The exercise:
Every line holding the string "регламенты" should be gathered.

Stored records:
↓

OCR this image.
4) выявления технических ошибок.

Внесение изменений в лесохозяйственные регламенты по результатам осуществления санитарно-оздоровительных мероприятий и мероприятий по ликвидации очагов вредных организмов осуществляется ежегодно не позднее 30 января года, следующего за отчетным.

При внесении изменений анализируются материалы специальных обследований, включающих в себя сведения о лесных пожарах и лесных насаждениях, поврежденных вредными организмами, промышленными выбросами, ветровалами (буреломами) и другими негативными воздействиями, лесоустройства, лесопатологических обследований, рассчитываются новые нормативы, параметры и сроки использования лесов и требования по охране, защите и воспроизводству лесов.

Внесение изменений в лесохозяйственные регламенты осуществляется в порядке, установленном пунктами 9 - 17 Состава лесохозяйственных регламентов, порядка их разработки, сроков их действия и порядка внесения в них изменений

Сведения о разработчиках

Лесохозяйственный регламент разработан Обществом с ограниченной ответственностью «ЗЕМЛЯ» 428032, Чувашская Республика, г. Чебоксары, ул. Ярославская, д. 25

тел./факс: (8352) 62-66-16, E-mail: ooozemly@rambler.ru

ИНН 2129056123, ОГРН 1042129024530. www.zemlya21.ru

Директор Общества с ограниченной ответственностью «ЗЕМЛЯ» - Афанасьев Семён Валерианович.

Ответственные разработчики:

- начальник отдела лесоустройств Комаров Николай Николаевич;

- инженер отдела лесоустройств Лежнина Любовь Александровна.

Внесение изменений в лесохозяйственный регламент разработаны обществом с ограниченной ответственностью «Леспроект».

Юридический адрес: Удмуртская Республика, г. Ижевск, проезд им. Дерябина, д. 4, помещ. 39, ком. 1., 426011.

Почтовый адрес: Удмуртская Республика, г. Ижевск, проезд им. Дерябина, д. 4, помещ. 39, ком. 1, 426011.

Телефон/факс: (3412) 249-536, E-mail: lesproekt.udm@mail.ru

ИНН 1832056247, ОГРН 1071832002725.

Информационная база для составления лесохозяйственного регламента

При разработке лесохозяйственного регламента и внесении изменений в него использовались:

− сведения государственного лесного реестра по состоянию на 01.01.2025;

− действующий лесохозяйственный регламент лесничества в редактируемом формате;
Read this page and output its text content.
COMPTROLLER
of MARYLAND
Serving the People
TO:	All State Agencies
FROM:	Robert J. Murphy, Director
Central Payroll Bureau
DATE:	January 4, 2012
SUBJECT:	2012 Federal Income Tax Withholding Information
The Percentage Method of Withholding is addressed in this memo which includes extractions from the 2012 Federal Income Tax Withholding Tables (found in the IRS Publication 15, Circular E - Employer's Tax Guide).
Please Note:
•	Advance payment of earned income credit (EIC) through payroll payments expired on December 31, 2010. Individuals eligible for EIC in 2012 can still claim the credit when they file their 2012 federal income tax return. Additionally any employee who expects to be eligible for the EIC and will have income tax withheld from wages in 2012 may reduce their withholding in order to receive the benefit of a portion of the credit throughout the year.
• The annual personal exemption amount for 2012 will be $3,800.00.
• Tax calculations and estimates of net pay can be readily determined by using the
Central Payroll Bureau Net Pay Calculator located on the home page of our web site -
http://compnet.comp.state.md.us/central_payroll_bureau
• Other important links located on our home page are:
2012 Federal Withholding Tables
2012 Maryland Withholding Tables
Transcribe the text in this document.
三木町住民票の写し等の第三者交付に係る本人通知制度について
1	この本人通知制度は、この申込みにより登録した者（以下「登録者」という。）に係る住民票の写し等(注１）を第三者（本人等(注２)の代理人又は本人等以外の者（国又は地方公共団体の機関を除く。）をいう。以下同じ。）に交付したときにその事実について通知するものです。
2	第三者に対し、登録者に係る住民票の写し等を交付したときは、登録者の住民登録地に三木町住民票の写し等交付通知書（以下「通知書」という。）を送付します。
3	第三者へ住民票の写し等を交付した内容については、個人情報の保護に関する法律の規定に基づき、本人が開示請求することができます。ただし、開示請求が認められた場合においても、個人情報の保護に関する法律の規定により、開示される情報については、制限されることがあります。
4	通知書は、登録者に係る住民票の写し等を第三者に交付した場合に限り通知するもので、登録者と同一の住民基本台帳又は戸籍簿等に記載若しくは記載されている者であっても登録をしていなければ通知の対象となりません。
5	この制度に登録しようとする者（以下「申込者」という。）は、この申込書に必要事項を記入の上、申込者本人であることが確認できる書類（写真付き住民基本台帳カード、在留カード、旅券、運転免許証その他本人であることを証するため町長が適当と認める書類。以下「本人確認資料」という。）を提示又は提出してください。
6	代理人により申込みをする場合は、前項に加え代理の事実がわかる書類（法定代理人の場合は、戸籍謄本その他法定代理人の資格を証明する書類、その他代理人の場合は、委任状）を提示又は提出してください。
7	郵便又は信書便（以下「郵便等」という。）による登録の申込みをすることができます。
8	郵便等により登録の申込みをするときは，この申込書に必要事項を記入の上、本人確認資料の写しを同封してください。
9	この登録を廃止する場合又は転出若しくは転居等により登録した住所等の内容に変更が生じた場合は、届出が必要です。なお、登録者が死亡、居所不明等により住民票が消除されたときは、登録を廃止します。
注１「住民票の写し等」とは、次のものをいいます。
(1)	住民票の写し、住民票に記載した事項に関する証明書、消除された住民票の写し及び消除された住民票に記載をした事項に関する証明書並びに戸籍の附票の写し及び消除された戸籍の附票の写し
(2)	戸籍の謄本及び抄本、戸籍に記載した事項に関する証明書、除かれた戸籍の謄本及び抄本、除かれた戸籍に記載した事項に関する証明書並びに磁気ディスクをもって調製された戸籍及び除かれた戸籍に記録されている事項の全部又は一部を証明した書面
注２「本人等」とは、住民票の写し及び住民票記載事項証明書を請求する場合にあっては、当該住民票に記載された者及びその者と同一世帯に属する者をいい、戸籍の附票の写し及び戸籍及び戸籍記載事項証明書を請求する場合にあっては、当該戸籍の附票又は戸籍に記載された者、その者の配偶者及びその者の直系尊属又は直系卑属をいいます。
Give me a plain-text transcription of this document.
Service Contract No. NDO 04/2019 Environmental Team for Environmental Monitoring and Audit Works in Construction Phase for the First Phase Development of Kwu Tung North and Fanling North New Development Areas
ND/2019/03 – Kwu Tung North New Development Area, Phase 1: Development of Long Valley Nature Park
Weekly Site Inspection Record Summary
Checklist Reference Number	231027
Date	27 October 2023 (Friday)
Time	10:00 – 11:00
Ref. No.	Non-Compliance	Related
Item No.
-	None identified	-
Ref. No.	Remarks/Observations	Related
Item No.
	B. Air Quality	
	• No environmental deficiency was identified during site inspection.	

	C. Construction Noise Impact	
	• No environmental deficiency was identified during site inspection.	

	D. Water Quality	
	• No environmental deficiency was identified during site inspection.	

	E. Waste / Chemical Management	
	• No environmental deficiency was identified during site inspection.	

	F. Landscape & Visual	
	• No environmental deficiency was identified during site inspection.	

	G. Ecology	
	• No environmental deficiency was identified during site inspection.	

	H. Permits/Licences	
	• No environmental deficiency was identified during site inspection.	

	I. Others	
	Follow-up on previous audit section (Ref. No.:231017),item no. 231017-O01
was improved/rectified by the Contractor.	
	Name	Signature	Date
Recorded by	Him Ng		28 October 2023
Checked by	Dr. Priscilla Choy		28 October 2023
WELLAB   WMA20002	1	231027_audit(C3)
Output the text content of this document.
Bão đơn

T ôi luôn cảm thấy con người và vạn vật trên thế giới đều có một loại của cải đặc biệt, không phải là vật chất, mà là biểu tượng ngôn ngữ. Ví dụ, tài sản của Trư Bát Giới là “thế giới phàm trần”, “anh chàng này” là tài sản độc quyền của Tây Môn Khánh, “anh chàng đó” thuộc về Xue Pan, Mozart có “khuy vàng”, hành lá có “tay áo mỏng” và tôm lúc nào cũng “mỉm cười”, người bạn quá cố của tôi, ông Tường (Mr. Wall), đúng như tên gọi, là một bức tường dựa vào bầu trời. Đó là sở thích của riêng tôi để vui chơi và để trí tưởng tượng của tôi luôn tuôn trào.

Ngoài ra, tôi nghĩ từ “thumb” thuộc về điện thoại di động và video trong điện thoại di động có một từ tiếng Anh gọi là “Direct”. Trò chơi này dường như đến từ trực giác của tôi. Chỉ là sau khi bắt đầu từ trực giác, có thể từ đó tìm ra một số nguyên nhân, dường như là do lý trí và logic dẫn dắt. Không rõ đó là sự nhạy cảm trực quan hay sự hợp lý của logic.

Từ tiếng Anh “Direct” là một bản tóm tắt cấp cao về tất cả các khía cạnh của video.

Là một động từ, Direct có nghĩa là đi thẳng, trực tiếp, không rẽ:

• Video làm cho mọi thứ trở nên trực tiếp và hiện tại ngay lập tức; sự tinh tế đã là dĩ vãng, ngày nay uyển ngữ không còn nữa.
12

↑

Finished task:
Внесение изменений в лесохозяйственные регламенты по результатам осуществления санитарно-оздоровительных мероприятий и мероприятий по ликвидации очагов вредных организмов осуществляется ежегодно не позднее 30 января года, следующего за отчетным.
Внесение изменений в лесохозяйственные регламенты осуществляется в порядке, установленном пунктами 9 - 17 Состава лесохозяйственных регламентов, порядка их разработки, сроков их действия и порядка внесения в них изменений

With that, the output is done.